→ WORK TO COMPLETE
Find every line in the records below that holds the word "natura" and copy it.

→ MATERIAL FOR THE TASK
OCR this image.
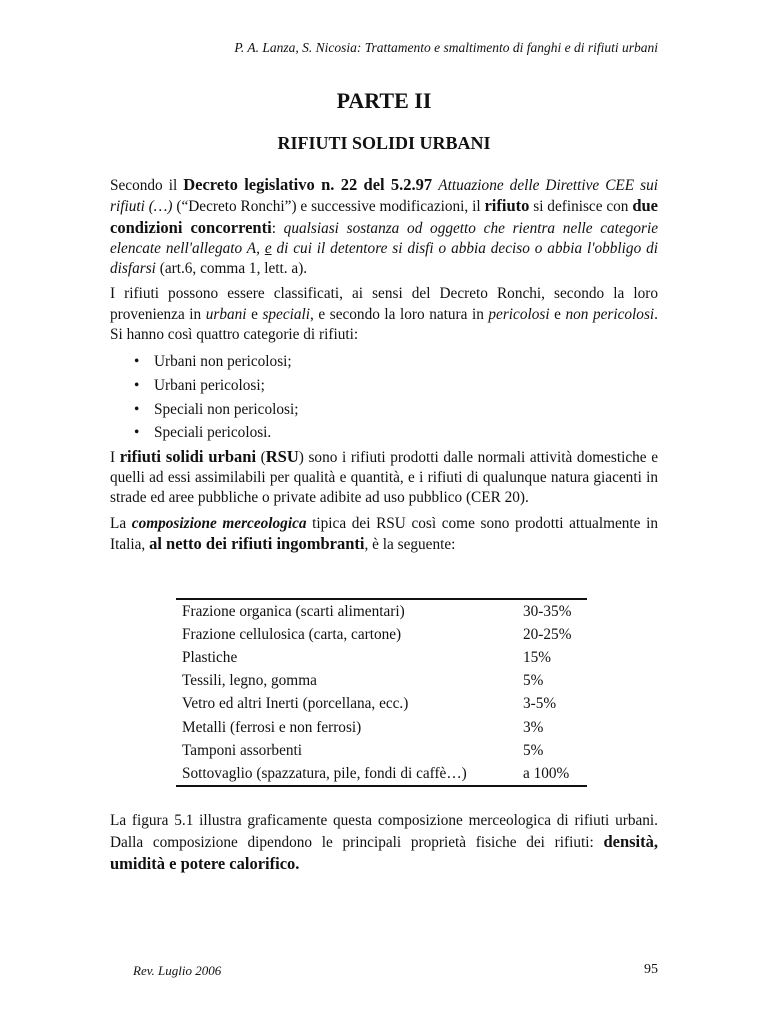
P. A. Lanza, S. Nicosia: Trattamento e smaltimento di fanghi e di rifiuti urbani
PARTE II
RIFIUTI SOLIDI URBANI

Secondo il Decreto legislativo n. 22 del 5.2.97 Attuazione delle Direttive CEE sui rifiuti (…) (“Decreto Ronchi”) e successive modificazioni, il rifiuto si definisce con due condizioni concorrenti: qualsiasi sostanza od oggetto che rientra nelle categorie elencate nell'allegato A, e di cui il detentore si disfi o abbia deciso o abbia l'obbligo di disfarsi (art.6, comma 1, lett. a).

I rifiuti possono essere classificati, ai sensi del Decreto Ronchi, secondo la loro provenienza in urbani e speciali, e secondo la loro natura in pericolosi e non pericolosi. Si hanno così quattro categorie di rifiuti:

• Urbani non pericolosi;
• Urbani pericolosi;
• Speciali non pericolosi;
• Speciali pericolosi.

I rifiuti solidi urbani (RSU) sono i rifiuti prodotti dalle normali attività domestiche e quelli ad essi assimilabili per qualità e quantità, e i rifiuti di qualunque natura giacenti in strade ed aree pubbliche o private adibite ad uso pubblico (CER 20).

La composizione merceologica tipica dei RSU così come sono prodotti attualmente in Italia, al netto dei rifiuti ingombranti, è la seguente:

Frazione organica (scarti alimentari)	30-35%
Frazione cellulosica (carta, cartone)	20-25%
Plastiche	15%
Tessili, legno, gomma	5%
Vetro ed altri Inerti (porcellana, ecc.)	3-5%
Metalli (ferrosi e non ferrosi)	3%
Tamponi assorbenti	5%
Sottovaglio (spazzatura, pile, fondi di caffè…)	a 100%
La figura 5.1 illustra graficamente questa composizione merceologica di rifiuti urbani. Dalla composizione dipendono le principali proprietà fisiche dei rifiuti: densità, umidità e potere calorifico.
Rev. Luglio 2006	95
* * *
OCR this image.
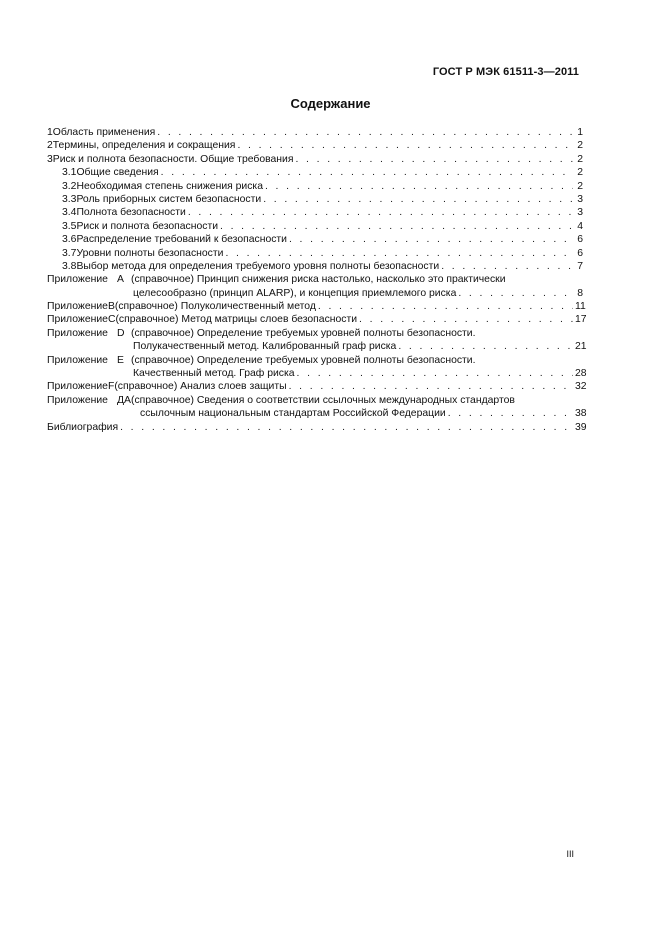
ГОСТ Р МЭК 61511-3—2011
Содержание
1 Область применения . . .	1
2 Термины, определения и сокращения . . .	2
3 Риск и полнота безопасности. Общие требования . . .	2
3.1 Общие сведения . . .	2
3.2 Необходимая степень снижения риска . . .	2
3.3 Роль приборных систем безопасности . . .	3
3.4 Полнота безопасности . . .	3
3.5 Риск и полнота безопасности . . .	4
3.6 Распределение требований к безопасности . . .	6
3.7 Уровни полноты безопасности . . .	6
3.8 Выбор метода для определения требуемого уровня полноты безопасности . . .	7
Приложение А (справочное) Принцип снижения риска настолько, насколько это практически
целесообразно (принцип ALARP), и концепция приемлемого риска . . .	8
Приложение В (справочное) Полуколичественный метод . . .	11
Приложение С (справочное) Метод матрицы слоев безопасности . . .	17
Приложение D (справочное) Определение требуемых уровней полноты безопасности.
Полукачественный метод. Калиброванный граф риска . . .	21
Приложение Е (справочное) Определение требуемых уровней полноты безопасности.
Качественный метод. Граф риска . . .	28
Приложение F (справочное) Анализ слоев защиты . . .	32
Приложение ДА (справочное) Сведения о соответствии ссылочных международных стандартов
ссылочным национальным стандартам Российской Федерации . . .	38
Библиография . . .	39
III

→ ANSWER FOR THIS EXERCISE
I rifiuti possono essere classificati, ai sensi del Decreto Ronchi, secondo la loro provenienza in urbani e speciali, e secondo la loro natura in pericolosi e non pericolosi. Si hanno così quattro categorie di rifiuti:
I rifiuti solidi urbani (RSU) sono i rifiuti prodotti dalle normali attività domestiche e quelli ad essi assimilabili per qualità e quantità, e i rifiuti di qualunque natura giacenti in strade ed aree pubbliche o private adibite ad uso pubblico (CER 20).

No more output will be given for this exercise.